What you will do » In the listing below, locate the lines bearing the word "well". Copy every one of them.

Available data »

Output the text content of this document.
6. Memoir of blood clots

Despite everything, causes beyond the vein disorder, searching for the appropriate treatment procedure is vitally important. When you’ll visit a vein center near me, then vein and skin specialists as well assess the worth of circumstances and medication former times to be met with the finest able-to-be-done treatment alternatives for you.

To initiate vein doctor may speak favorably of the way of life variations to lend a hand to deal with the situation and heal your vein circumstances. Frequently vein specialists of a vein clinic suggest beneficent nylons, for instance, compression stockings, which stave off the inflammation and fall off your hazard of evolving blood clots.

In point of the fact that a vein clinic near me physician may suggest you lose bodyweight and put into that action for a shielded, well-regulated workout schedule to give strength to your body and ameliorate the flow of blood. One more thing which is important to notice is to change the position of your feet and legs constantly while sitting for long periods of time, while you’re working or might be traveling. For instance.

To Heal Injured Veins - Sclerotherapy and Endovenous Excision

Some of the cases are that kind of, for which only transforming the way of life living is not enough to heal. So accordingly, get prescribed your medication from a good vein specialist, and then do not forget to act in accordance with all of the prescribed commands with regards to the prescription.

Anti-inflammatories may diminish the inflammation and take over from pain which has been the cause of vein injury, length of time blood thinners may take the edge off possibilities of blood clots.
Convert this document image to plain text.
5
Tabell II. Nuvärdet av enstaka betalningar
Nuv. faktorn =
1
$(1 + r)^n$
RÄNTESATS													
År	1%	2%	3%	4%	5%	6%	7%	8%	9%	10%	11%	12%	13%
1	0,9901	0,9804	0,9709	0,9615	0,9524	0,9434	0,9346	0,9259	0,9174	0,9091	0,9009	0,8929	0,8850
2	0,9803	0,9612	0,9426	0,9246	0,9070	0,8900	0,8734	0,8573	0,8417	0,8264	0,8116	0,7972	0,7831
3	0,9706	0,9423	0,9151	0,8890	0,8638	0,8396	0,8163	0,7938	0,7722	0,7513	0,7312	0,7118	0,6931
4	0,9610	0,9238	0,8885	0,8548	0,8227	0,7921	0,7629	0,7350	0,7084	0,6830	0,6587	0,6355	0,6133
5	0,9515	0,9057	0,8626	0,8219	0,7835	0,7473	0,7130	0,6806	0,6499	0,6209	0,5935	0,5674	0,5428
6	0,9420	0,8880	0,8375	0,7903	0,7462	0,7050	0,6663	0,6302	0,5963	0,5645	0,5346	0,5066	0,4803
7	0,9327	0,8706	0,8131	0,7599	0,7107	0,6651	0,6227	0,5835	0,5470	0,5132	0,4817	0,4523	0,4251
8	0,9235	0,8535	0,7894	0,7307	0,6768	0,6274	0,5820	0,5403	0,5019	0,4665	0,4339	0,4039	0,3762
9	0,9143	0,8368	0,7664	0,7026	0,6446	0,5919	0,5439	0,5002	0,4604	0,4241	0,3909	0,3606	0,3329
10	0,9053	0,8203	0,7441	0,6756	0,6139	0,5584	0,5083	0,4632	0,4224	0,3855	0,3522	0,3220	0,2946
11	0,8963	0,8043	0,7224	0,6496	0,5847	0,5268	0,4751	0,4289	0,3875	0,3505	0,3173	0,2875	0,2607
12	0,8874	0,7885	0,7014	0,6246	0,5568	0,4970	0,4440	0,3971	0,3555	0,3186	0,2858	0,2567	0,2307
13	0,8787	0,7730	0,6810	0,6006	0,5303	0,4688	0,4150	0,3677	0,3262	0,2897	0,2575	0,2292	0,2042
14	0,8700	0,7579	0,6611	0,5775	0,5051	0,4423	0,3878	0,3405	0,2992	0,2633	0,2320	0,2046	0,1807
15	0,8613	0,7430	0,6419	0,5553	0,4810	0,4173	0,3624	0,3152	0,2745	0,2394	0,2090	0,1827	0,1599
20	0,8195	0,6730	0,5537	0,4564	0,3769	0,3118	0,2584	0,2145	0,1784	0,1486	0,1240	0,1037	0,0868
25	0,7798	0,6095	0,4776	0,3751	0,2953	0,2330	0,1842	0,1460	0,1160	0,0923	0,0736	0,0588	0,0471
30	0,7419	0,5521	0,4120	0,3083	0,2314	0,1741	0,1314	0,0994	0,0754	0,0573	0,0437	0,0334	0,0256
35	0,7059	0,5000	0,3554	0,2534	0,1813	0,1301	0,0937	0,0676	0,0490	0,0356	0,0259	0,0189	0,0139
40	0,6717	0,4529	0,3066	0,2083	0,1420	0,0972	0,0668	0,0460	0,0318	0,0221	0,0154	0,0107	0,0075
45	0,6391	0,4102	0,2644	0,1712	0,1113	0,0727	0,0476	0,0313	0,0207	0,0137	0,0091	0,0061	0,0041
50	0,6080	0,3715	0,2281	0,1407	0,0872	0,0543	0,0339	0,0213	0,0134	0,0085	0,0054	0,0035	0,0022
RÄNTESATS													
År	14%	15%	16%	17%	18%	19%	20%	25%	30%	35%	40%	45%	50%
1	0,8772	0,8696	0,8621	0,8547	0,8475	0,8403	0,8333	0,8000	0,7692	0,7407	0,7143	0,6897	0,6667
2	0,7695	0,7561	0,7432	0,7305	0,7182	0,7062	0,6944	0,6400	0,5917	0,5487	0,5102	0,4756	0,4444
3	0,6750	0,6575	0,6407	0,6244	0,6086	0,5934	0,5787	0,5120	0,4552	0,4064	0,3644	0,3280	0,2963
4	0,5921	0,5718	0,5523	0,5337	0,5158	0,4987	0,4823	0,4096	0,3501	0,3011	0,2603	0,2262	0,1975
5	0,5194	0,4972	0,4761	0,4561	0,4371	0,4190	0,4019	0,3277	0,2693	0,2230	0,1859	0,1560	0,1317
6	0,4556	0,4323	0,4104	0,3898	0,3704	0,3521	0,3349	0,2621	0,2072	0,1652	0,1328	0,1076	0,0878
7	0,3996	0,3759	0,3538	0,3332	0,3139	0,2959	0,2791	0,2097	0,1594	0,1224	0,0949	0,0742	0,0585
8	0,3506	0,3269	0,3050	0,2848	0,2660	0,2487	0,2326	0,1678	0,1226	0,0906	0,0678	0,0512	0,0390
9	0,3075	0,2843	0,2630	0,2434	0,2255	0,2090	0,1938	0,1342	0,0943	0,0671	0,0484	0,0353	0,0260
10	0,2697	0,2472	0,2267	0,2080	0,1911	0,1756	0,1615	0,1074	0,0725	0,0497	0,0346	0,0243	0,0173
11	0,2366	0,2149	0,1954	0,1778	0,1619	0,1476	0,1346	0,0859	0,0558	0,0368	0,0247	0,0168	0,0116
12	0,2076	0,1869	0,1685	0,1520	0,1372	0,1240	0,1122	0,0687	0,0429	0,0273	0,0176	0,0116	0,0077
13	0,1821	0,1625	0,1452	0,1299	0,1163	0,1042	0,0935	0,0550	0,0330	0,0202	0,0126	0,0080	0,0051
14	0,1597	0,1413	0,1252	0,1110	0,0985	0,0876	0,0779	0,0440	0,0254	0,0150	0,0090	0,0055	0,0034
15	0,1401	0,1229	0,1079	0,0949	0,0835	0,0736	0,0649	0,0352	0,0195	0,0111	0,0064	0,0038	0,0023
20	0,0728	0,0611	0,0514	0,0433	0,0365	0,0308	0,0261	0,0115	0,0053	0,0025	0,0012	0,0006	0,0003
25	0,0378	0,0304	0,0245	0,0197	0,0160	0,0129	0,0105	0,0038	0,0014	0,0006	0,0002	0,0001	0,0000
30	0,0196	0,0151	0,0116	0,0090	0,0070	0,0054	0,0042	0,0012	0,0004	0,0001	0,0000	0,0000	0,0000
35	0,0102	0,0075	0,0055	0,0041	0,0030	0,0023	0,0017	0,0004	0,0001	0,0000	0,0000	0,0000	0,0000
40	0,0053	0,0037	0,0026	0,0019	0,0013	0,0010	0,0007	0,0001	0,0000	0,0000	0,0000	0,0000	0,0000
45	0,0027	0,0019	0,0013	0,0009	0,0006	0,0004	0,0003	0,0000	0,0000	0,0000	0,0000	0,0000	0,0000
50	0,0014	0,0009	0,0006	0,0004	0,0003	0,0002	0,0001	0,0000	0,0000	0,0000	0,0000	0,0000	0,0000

Complete answer »
Despite everything, causes beyond the vein disorder, searching for the appropriate treatment procedure is vitally important. When you’ll visit a vein center near me, then vein and skin specialists as well assess the worth of circumstances and medication former times to be met with the finest able-to-be-done treatment alternatives for you.
In point of the fact that a vein clinic near me physician may suggest you lose bodyweight and put into that action for a shielded, well-regulated workout schedule to give strength to your body and ameliorate the flow of blood. One more thing which is important to notice is to change the position of your feet and legs constantly while sitting for long periods of time, while you’re working or might be traveling. For instance.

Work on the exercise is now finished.